■ WHAT TO PRODUCE ■
State the number of lines that include the string "name", and write nothing else.

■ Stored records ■
* * * * * * * * *

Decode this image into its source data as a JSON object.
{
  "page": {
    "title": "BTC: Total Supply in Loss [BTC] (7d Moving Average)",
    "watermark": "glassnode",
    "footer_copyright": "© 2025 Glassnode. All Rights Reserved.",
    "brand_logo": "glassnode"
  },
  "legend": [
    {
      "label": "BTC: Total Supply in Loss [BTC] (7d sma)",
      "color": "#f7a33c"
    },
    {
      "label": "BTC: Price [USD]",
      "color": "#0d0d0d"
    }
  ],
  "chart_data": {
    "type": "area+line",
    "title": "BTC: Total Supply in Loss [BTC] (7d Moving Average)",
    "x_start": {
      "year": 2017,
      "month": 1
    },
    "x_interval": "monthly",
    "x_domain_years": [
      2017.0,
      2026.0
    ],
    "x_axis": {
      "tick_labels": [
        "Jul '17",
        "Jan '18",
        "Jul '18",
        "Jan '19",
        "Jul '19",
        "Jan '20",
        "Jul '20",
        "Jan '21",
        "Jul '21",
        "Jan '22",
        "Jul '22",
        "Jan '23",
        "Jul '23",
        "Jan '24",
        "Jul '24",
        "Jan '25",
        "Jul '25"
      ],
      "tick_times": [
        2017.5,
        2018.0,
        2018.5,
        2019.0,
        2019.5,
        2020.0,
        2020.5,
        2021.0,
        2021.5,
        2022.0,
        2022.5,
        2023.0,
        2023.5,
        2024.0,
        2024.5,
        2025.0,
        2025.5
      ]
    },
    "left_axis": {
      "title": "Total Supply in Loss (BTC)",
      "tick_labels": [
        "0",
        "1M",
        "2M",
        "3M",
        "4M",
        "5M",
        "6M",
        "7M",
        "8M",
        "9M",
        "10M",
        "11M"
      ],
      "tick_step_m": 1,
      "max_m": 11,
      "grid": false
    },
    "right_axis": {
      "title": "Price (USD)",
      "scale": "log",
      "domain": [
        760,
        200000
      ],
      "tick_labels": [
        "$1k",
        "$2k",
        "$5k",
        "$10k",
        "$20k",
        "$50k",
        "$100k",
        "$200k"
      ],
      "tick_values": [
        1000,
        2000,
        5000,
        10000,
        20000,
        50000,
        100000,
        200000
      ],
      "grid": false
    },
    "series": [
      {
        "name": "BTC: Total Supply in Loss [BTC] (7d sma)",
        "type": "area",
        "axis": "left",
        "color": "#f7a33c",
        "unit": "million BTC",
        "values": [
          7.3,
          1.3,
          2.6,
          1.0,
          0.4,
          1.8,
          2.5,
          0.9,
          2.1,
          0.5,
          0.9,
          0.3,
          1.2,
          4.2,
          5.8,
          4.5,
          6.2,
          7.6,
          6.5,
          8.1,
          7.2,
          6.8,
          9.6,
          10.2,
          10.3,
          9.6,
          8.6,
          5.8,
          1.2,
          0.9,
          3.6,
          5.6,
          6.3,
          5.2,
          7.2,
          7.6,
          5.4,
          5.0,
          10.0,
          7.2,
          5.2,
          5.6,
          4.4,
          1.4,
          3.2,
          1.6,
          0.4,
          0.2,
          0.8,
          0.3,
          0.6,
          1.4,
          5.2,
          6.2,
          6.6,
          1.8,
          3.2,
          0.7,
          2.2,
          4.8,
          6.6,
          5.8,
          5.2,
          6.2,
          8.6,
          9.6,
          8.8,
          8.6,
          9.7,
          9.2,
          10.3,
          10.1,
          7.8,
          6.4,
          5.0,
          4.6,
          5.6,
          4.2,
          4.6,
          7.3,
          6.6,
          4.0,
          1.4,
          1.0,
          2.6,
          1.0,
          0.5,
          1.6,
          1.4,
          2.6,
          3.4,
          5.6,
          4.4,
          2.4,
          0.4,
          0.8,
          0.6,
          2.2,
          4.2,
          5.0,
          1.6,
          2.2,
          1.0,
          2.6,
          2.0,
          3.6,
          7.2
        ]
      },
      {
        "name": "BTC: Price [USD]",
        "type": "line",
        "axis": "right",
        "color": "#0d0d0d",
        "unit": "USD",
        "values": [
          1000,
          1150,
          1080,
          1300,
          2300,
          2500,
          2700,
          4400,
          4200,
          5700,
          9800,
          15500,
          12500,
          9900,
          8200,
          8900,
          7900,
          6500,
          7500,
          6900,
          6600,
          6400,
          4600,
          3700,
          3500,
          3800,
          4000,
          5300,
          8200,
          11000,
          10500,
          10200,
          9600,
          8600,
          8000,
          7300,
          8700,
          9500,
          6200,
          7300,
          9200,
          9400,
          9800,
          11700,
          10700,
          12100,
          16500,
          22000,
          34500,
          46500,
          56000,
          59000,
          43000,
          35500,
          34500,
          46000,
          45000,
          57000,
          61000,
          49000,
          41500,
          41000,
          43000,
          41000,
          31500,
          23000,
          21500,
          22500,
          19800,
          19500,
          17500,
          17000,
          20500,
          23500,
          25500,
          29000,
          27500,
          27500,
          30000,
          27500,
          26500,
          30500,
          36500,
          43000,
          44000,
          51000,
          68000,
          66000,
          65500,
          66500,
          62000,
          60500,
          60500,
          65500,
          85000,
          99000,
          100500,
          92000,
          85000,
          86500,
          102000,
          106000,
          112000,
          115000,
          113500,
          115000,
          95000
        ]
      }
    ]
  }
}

* * * * * * * * *

■ EXERCISE RESULT ■
2